- **Directions**
In full and without alteration, give the listing again.

- **Collected data**
──────────

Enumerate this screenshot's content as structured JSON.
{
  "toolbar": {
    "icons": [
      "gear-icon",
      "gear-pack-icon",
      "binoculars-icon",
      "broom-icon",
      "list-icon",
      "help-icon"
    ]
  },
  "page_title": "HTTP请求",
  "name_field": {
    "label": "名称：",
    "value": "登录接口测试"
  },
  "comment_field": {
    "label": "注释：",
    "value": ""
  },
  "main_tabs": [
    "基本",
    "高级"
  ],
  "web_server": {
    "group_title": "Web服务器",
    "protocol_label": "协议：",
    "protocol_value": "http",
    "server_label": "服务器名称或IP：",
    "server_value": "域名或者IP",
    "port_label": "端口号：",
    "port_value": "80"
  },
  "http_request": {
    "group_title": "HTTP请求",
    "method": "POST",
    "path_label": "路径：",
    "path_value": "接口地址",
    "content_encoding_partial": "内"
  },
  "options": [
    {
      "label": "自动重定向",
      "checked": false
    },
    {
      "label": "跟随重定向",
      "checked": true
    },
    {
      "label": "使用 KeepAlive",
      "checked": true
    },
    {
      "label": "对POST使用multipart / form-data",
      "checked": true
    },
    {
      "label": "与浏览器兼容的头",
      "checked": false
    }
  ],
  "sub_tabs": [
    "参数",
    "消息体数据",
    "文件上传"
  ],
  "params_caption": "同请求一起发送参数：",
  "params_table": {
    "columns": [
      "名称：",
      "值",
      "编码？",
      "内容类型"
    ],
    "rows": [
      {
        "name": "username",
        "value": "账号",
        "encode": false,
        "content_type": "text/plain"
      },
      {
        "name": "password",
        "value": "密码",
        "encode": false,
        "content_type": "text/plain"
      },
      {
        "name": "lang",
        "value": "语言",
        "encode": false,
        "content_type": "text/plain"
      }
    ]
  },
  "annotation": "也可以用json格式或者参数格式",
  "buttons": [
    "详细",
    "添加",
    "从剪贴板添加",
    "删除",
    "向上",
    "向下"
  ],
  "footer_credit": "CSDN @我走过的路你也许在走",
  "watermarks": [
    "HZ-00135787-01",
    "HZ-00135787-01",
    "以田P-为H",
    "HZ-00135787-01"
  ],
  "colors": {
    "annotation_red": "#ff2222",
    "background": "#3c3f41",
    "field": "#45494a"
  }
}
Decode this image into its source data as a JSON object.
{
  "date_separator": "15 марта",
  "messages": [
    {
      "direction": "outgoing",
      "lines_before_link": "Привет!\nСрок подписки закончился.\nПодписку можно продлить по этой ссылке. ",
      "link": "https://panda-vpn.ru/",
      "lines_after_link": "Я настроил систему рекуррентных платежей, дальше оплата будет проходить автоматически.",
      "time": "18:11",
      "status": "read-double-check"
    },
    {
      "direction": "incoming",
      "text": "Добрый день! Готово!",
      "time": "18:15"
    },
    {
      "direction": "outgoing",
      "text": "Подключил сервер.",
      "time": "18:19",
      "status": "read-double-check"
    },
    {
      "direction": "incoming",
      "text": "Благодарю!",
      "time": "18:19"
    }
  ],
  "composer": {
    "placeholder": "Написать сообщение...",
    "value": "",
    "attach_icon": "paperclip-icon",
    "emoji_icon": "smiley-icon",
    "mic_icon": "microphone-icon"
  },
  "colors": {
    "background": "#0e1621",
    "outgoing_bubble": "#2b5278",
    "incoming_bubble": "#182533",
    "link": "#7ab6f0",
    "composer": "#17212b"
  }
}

──────────

- **Response**
Enumerate this screenshot's content as structured JSON.
{
  "toolbar": {
    "icons": [
      "gear-icon",
      "gear-pack-icon",
      "binoculars-icon",
      "broom-icon",
      "list-icon",
      "help-icon"
    ]
  },
  "page_title": "HTTP请求",
  "name_field": {
    "label": "名称：",
    "value": "登录接口测试"
  },
  "comment_field": {
    "label": "注释：",
    "value": ""
  },
  "main_tabs": [
    "基本",
    "高级"
  ],
  "web_server": {
    "group_title": "Web服务器",
    "protocol_label": "协议：",
    "protocol_value": "http",
    "server_label": "服务器名称或IP：",
    "server_value": "域名或者IP",
    "port_label": "端口号：",
    "port_value": "80"
  },
  "http_request": {
    "group_title": "HTTP请求",
    "method": "POST",
    "path_label": "路径：",
    "path_value": "接口地址",
    "content_encoding_partial": "内"
  },
  "options": [
    {
      "label": "自动重定向",
      "checked": false
    },
    {
      "label": "跟随重定向",
      "checked": true
    },
    {
      "label": "使用 KeepAlive",
      "checked": true
    },
    {
      "label": "对POST使用multipart / form-data",
      "checked": true
    },
    {
      "label": "与浏览器兼容的头",
      "checked": false
    }
  ],
  "sub_tabs": [
    "参数",
    "消息体数据",
    "文件上传"
  ],
  "params_caption": "同请求一起发送参数：",
  "params_table": {
    "columns": [
      "名称：",
      "值",
      "编码？",
      "内容类型"
    ],
    "rows": [
      {
        "name": "username",
        "value": "账号",
        "encode": false,
        "content_type": "text/plain"
      },
      {
        "name": "password",
        "value": "密码",
        "encode": false,
        "content_type": "text/plain"
      },
      {
        "name": "lang",
        "value": "语言",
        "encode": false,
        "content_type": "text/plain"
      }
    ]
  },
  "annotation": "也可以用json格式或者参数格式",
  "buttons": [
    "详细",
    "添加",
    "从剪贴板添加",
    "删除",
    "向上",
    "向下"
  ],
  "footer_credit": "CSDN @我走过的路你也许在走",
  "watermarks": [
    "HZ-00135787-01",
    "HZ-00135787-01",
    "以田P-为H",
    "HZ-00135787-01"
  ],
  "colors": {
    "annotation_red": "#ff2222",
    "background": "#3c3f41",
    "field": "#45494a"
  }
}
Decode this image into its source data as a JSON object.
{
  "date_separator": "15 марта",
  "messages": [
    {
      "direction": "outgoing",
      "lines_before_link": "Привет!\nСрок подписки закончился.\nПодписку можно продлить по этой ссылке. ",
      "link": "https://panda-vpn.ru/",
      "lines_after_link": "Я настроил систему рекуррентных платежей, дальше оплата будет проходить автоматически.",
      "time": "18:11",
      "status": "read-double-check"
    },
    {
      "direction": "incoming",
      "text": "Добрый день! Готово!",
      "time": "18:15"
    },
    {
      "direction": "outgoing",
      "text": "Подключил сервер.",
      "time": "18:19",
      "status": "read-double-check"
    },
    {
      "direction": "incoming",
      "text": "Благодарю!",
      "time": "18:19"
    }
  ],
  "composer": {
    "placeholder": "Написать сообщение...",
    "value": "",
    "attach_icon": "paperclip-icon",
    "emoji_icon": "smiley-icon",
    "mic_icon": "microphone-icon"
  },
  "colors": {
    "background": "#0e1621",
    "outgoing_bubble": "#2b5278",
    "incoming_bubble": "#182533",
    "link": "#7ab6f0",
    "composer": "#17212b"
  }
}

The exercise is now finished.